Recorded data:
===============

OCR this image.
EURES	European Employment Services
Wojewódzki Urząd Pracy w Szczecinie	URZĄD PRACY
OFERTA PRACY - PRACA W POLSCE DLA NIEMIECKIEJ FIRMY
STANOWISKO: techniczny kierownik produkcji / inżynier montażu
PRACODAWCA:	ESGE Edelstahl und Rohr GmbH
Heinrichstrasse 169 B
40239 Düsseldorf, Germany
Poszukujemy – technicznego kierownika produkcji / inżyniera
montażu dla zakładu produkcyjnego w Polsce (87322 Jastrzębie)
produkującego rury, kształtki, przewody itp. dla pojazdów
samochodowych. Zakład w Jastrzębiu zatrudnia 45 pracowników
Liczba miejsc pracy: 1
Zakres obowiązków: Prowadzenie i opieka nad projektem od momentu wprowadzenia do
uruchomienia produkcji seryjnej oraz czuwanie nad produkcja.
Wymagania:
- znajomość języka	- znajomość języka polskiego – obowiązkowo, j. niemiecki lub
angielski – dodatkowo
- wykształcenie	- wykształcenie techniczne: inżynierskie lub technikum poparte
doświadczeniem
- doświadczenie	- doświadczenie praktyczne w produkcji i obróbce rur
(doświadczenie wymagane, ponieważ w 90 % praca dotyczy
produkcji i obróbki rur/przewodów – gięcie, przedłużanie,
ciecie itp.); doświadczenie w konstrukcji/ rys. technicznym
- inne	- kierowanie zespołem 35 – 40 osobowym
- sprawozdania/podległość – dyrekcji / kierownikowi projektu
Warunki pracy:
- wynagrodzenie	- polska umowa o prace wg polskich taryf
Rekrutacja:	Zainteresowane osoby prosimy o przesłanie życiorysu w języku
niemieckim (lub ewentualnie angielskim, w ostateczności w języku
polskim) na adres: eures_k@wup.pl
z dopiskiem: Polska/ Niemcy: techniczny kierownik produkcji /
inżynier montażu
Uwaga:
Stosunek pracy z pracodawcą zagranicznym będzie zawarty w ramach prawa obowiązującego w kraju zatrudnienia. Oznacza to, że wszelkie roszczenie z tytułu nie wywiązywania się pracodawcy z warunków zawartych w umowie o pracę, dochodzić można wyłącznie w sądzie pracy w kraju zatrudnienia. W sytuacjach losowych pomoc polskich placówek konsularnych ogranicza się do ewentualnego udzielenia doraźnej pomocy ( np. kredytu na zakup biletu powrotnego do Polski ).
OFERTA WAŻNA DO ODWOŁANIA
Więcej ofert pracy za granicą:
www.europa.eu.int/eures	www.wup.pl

===============

• **WRITTEN REQUEST**
Output all of the material, please, exactly as it stands.

• **SOLUTION TO THE EXERCISE**
OCR this image.
EURES	European Employment Services
Wojewódzki Urząd Pracy w Szczecinie	URZĄD PRACY
OFERTA PRACY - PRACA W POLSCE DLA NIEMIECKIEJ FIRMY
STANOWISKO: techniczny kierownik produkcji / inżynier montażu
PRACODAWCA:	ESGE Edelstahl und Rohr GmbH
Heinrichstrasse 169 B
40239 Düsseldorf, Germany
Poszukujemy – technicznego kierownika produkcji / inżyniera
montażu dla zakładu produkcyjnego w Polsce (87322 Jastrzębie)
produkującego rury, kształtki, przewody itp. dla pojazdów
samochodowych. Zakład w Jastrzębiu zatrudnia 45 pracowników
Liczba miejsc pracy: 1
Zakres obowiązków: Prowadzenie i opieka nad projektem od momentu wprowadzenia do
uruchomienia produkcji seryjnej oraz czuwanie nad produkcja.
Wymagania:
- znajomość języka	- znajomość języka polskiego – obowiązkowo, j. niemiecki lub
angielski – dodatkowo
- wykształcenie	- wykształcenie techniczne: inżynierskie lub technikum poparte
doświadczeniem
- doświadczenie	- doświadczenie praktyczne w produkcji i obróbce rur
(doświadczenie wymagane, ponieważ w 90 % praca dotyczy
produkcji i obróbki rur/przewodów – gięcie, przedłużanie,
ciecie itp.); doświadczenie w konstrukcji/ rys. technicznym
- inne	- kierowanie zespołem 35 – 40 osobowym
- sprawozdania/podległość – dyrekcji / kierownikowi projektu
Warunki pracy:
- wynagrodzenie	- polska umowa o prace wg polskich taryf
Rekrutacja:	Zainteresowane osoby prosimy o przesłanie życiorysu w języku
niemieckim (lub ewentualnie angielskim, w ostateczności w języku
polskim) na adres: eures_k@wup.pl
z dopiskiem: Polska/ Niemcy: techniczny kierownik produkcji /
inżynier montażu
Uwaga:
Stosunek pracy z pracodawcą zagranicznym będzie zawarty w ramach prawa obowiązującego w kraju zatrudnienia. Oznacza to, że wszelkie roszczenie z tytułu nie wywiązywania się pracodawcy z warunków zawartych w umowie o pracę, dochodzić można wyłącznie w sądzie pracy w kraju zatrudnienia. W sytuacjach losowych pomoc polskich placówek konsularnych ogranicza się do ewentualnego udzielenia doraźnej pomocy ( np. kredytu na zakup biletu powrotnego do Polski ).
OFERTA WAŻNA DO ODWOŁANIA
Więcej ofert pracy za granicą:
www.europa.eu.int/eures	www.wup.pl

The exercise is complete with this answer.